### GIVEN INFORMATION:
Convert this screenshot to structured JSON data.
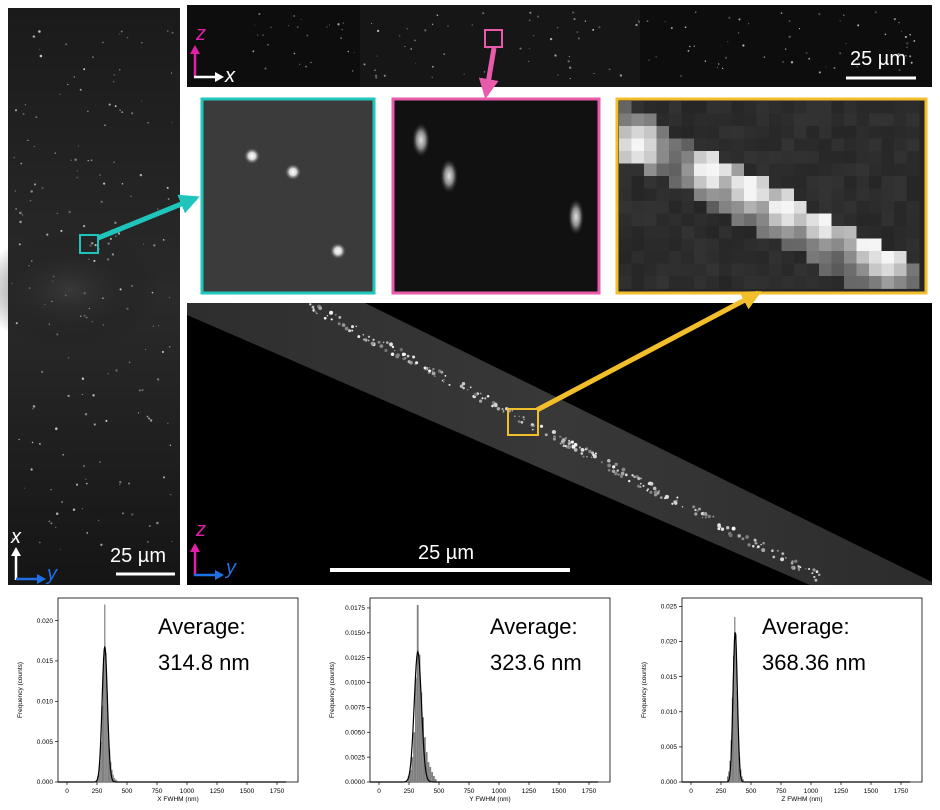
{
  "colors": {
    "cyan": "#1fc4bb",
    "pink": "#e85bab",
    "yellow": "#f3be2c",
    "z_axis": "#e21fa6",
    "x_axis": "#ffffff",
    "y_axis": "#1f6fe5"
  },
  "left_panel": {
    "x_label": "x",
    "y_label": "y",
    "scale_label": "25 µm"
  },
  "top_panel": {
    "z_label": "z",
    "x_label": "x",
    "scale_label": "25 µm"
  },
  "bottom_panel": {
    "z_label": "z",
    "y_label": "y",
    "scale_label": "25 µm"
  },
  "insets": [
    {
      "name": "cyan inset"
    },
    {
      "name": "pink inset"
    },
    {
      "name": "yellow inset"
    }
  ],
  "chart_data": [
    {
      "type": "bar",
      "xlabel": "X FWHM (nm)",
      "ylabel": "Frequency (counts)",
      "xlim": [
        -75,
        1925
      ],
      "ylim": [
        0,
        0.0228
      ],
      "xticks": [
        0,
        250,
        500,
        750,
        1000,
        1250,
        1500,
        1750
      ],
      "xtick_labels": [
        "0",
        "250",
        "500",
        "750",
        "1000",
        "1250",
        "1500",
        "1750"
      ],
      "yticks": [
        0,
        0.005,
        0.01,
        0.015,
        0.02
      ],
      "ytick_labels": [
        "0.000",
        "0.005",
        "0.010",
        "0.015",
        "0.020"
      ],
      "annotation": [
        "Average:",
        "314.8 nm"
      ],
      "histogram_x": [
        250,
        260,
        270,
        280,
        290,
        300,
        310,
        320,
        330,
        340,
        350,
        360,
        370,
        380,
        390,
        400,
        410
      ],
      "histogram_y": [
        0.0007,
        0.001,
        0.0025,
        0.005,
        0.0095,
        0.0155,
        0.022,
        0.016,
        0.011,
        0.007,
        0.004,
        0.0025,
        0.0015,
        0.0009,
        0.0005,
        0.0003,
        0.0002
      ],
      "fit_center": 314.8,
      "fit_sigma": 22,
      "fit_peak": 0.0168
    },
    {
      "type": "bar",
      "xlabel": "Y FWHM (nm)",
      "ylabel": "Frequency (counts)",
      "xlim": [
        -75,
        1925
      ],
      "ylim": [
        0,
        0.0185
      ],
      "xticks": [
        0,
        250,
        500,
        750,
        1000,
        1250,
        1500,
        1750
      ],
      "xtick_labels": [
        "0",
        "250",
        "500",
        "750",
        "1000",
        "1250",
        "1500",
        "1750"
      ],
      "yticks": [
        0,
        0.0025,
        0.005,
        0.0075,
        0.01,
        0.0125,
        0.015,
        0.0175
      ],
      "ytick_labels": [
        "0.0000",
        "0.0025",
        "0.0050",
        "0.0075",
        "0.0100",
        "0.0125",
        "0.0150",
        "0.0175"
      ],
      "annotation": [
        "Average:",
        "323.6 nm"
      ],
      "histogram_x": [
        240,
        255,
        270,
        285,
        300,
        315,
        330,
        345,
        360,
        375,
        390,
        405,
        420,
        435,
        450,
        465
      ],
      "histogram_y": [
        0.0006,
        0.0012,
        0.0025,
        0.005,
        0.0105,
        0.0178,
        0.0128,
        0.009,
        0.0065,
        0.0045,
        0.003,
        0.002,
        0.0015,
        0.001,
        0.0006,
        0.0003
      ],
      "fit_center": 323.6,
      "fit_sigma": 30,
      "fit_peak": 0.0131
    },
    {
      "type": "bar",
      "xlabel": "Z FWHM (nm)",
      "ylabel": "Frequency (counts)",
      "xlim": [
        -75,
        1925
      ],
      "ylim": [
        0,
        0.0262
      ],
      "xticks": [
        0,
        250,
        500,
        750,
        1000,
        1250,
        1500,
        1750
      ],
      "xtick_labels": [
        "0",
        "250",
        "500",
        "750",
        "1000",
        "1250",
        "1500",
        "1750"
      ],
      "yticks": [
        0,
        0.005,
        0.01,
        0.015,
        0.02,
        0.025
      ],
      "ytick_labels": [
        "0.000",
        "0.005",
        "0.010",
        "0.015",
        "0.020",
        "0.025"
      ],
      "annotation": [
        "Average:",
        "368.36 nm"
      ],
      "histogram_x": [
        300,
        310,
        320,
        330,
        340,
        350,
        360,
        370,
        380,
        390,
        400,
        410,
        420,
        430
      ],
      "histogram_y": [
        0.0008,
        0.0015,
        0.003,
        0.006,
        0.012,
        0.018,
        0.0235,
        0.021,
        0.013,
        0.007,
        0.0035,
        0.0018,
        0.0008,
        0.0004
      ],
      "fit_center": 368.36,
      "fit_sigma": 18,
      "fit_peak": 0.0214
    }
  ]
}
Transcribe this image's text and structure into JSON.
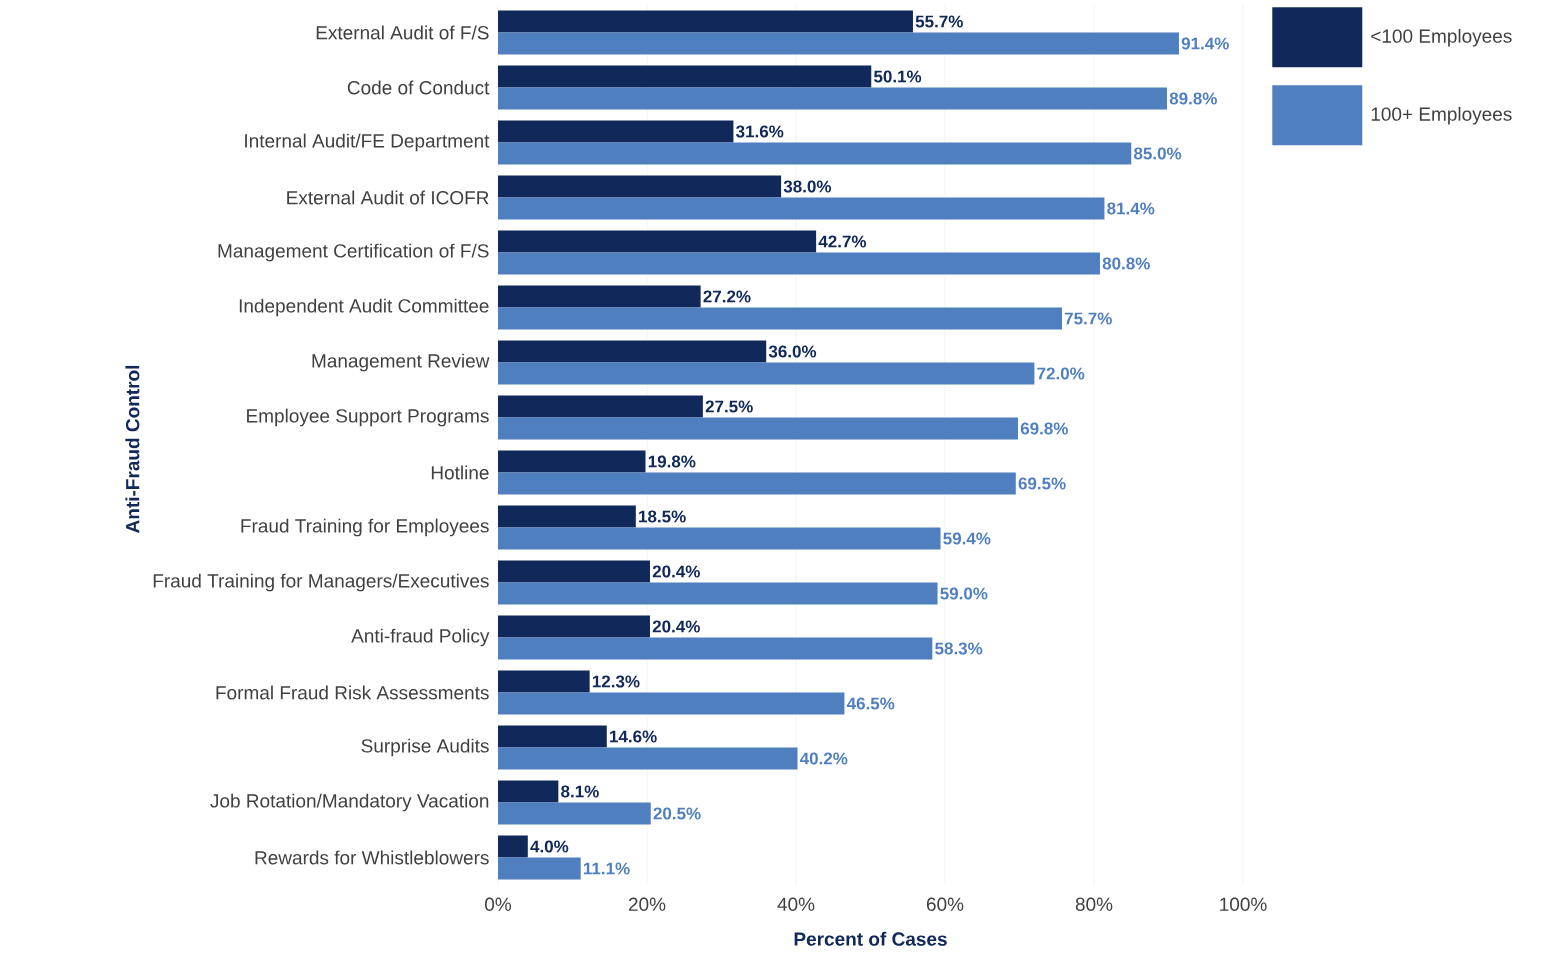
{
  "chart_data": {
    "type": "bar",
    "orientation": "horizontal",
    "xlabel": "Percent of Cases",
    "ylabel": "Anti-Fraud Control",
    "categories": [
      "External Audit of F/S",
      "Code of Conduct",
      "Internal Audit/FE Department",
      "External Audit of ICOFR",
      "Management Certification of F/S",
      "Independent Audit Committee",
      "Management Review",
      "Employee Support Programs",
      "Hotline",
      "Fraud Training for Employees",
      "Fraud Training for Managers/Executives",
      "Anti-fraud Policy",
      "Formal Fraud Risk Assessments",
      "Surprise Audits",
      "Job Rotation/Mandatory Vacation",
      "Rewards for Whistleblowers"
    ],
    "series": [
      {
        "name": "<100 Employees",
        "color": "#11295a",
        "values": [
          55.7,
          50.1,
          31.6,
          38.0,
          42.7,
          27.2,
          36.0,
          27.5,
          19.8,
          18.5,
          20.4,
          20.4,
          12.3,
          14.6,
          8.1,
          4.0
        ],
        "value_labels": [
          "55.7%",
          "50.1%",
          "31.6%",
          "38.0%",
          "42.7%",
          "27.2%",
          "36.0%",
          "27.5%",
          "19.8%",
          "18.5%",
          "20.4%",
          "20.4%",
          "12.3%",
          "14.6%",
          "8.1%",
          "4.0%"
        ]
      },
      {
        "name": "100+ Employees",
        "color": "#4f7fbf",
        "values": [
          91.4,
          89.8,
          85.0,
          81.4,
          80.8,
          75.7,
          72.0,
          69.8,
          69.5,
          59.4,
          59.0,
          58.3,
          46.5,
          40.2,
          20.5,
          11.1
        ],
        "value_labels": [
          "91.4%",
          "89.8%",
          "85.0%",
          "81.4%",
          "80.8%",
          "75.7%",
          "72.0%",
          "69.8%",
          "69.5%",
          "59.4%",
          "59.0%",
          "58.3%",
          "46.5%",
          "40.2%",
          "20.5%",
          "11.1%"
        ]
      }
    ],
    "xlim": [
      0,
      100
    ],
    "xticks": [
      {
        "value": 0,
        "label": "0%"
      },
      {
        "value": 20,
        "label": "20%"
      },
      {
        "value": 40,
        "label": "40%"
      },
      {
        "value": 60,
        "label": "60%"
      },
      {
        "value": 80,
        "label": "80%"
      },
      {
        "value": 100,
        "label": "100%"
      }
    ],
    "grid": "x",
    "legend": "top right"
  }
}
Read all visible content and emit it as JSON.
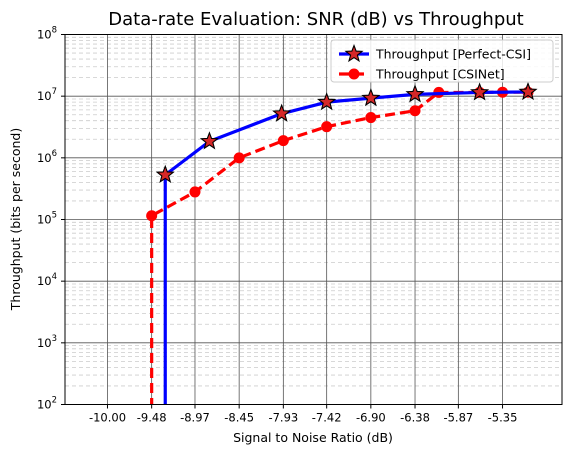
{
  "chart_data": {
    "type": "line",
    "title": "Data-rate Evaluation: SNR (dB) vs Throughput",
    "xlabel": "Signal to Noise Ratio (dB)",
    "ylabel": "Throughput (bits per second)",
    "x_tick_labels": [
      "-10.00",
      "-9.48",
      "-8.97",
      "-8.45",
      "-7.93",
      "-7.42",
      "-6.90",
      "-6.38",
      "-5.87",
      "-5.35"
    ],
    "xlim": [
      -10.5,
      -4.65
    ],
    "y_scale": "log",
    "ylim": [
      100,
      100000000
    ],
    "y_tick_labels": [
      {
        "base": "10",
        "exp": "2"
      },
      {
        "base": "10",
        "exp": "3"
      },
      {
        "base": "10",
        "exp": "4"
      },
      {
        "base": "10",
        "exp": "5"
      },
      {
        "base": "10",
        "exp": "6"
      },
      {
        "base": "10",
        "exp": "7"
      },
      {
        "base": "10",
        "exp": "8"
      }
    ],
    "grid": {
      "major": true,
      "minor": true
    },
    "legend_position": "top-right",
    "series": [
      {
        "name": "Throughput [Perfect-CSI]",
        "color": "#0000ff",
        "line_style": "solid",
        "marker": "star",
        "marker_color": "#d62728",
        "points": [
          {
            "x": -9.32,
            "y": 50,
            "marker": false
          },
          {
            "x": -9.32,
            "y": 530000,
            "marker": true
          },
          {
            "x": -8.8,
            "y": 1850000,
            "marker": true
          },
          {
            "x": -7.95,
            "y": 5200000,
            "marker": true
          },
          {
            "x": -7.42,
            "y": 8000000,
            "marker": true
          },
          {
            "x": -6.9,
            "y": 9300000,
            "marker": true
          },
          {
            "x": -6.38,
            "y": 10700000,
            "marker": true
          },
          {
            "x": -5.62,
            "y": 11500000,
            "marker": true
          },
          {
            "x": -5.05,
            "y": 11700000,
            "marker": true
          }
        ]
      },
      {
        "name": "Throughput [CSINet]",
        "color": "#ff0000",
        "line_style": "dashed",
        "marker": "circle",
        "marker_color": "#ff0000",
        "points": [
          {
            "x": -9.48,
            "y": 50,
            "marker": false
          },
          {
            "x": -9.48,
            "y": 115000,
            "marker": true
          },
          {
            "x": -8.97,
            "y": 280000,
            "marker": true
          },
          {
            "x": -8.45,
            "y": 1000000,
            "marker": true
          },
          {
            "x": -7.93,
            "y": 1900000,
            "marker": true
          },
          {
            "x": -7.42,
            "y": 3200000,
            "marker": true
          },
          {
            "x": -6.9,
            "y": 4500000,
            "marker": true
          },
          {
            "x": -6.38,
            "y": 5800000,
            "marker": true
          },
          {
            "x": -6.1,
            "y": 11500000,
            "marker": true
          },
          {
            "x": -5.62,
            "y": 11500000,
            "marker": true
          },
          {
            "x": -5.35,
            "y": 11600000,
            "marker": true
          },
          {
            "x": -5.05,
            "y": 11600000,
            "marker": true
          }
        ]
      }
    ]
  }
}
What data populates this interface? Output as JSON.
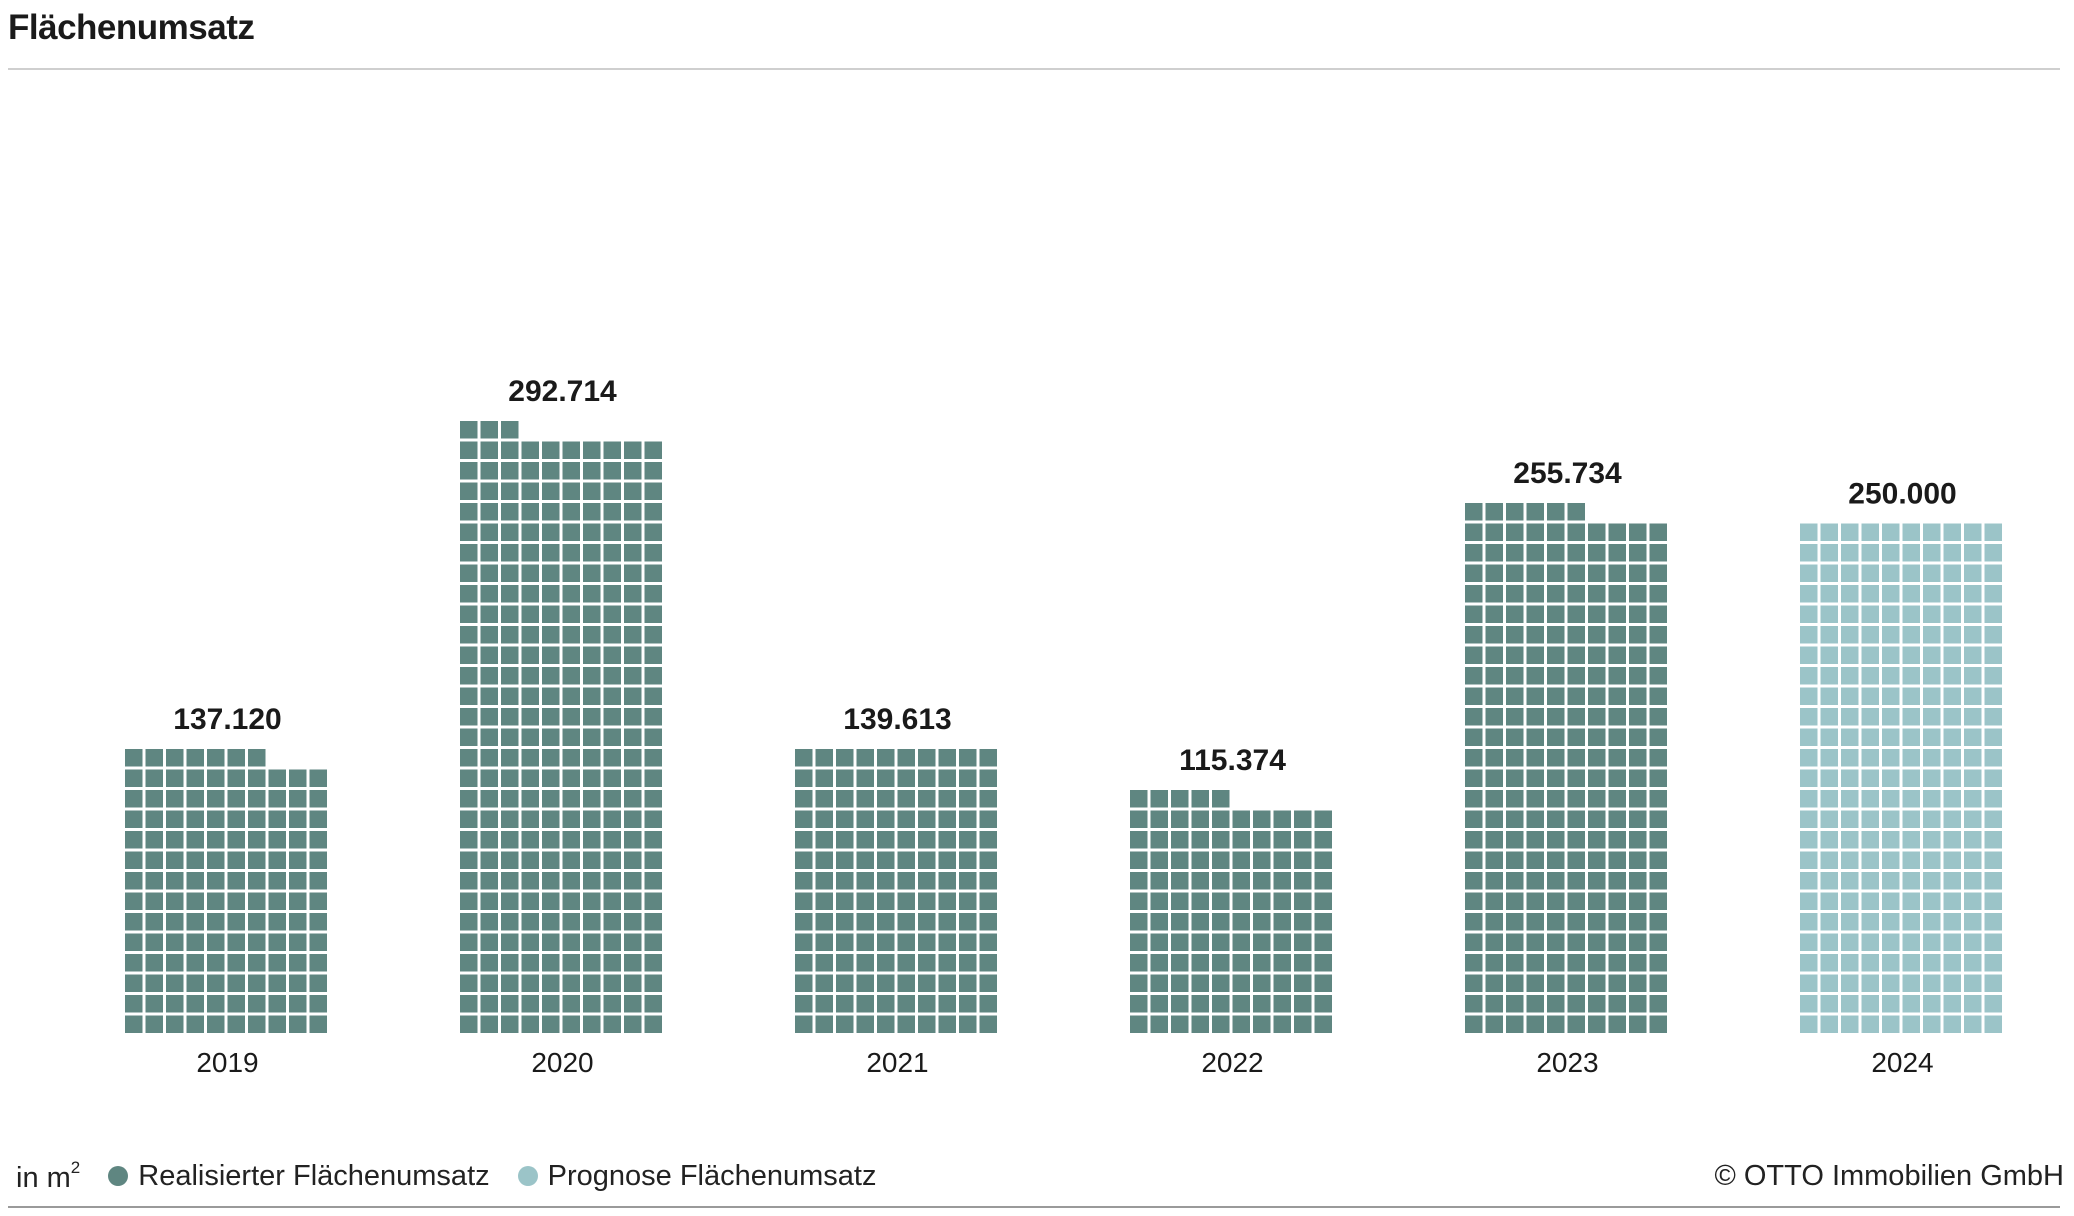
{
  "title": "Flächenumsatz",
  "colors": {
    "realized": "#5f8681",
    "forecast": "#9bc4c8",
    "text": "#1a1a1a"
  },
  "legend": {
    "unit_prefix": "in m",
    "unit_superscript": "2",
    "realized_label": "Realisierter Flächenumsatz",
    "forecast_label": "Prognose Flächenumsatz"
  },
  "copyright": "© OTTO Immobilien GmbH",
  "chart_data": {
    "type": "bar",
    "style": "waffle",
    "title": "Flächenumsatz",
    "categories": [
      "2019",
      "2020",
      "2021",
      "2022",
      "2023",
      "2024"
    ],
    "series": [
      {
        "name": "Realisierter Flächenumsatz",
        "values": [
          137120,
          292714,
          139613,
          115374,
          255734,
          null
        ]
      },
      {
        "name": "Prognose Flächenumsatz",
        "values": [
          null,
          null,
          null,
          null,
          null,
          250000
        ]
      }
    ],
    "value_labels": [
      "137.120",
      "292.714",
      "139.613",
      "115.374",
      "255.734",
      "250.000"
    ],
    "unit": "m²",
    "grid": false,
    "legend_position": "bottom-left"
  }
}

### DO THIS:
Return all lines of the material above in which the word "JSON" occurs.

### RESPONSE TO THIS TASK:
Convert this screenshot to structured JSON data.
Transcribe this image's text and structure into JSON.
Read all visible content and emit it as JSON.
What data populates this interface? Output as JSON.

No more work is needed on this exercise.